:: EXERCISE INPUT ::
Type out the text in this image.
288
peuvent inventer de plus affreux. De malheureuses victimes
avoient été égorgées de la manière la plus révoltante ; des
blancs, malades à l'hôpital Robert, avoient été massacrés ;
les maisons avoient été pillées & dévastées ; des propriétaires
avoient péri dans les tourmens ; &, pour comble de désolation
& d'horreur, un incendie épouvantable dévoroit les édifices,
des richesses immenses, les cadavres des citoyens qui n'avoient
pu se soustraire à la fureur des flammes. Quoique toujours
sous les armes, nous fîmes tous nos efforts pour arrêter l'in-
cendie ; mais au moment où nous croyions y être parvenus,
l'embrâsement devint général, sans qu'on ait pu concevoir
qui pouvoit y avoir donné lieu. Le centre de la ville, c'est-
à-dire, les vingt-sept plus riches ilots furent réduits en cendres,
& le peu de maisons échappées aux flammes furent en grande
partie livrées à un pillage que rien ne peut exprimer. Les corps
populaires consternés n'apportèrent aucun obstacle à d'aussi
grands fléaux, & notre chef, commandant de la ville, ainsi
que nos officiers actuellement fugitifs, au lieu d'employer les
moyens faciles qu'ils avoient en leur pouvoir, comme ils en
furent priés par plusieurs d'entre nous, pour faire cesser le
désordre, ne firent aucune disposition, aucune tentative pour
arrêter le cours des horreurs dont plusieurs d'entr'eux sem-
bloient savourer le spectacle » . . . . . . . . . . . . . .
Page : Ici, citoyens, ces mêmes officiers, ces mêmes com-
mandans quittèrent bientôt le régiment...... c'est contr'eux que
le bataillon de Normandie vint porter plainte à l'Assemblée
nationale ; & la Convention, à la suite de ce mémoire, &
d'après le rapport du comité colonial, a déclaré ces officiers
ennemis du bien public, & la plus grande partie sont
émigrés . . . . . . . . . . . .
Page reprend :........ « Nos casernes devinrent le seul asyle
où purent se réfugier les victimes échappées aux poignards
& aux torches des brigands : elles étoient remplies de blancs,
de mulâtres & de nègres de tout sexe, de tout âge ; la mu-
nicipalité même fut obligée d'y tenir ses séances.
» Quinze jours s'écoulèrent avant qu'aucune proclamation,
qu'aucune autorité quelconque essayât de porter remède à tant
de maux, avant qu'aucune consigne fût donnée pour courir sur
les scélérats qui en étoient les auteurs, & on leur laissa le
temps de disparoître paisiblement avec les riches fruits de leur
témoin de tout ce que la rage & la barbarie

:: THE TASK ::
Check every line of the entries above for the word "flammes" and report how many lines contain it, giving the number only.

:: OUTPUT OF THE EXERCISE ::
2